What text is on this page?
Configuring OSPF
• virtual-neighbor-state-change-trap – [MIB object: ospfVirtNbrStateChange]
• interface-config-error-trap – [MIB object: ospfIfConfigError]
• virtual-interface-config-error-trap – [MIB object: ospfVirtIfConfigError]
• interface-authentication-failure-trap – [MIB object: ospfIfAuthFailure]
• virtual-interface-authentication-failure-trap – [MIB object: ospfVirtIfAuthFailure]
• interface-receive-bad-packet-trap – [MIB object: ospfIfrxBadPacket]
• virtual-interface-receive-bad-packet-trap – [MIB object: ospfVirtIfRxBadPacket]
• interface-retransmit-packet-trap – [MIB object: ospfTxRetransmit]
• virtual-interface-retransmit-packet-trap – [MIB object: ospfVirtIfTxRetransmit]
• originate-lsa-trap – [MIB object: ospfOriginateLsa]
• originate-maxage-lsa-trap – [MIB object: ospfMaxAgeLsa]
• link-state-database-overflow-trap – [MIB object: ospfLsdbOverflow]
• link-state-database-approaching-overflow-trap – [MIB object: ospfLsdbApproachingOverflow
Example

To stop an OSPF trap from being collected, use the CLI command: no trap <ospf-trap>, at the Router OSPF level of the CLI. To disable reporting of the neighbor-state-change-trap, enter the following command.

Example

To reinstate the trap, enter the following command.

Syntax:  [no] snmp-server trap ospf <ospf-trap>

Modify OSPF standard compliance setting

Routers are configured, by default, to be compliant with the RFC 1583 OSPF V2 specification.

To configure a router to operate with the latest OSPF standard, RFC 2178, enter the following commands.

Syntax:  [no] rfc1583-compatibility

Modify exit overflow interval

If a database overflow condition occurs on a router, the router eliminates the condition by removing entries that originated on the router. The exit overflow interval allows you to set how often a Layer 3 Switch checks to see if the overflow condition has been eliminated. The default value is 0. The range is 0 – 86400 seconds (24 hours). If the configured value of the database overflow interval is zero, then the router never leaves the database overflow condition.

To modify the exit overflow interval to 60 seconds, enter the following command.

DIRECTIONS =>
Would you restate each of the entries word for word?

WORKED ANSWER =>
What text is on this page?
Configuring OSPF
• virtual-neighbor-state-change-trap – [MIB object: ospfVirtNbrStateChange]
• interface-config-error-trap – [MIB object: ospfIfConfigError]
• virtual-interface-config-error-trap – [MIB object: ospfVirtIfConfigError]
• interface-authentication-failure-trap – [MIB object: ospfIfAuthFailure]
• virtual-interface-authentication-failure-trap – [MIB object: ospfVirtIfAuthFailure]
• interface-receive-bad-packet-trap – [MIB object: ospfIfrxBadPacket]
• virtual-interface-receive-bad-packet-trap – [MIB object: ospfVirtIfRxBadPacket]
• interface-retransmit-packet-trap – [MIB object: ospfTxRetransmit]
• virtual-interface-retransmit-packet-trap – [MIB object: ospfVirtIfTxRetransmit]
• originate-lsa-trap – [MIB object: ospfOriginateLsa]
• originate-maxage-lsa-trap – [MIB object: ospfMaxAgeLsa]
• link-state-database-overflow-trap – [MIB object: ospfLsdbOverflow]
• link-state-database-approaching-overflow-trap – [MIB object: ospfLsdbApproachingOverflow
Example

To stop an OSPF trap from being collected, use the CLI command: no trap <ospf-trap>, at the Router OSPF level of the CLI. To disable reporting of the neighbor-state-change-trap, enter the following command.

Example

To reinstate the trap, enter the following command.

Syntax:  [no] snmp-server trap ospf <ospf-trap>

Modify OSPF standard compliance setting

Routers are configured, by default, to be compliant with the RFC 1583 OSPF V2 specification.

To configure a router to operate with the latest OSPF standard, RFC 2178, enter the following commands.

Syntax:  [no] rfc1583-compatibility

Modify exit overflow interval

If a database overflow condition occurs on a router, the router eliminates the condition by removing entries that originated on the router. The exit overflow interval allows you to set how often a Layer 3 Switch checks to see if the overflow condition has been eliminated. The default value is 0. The range is 0 – 86400 seconds (24 hours). If the configured value of the database overflow interval is zero, then the router never leaves the database overflow condition.

To modify the exit overflow interval to 60 seconds, enter the following command.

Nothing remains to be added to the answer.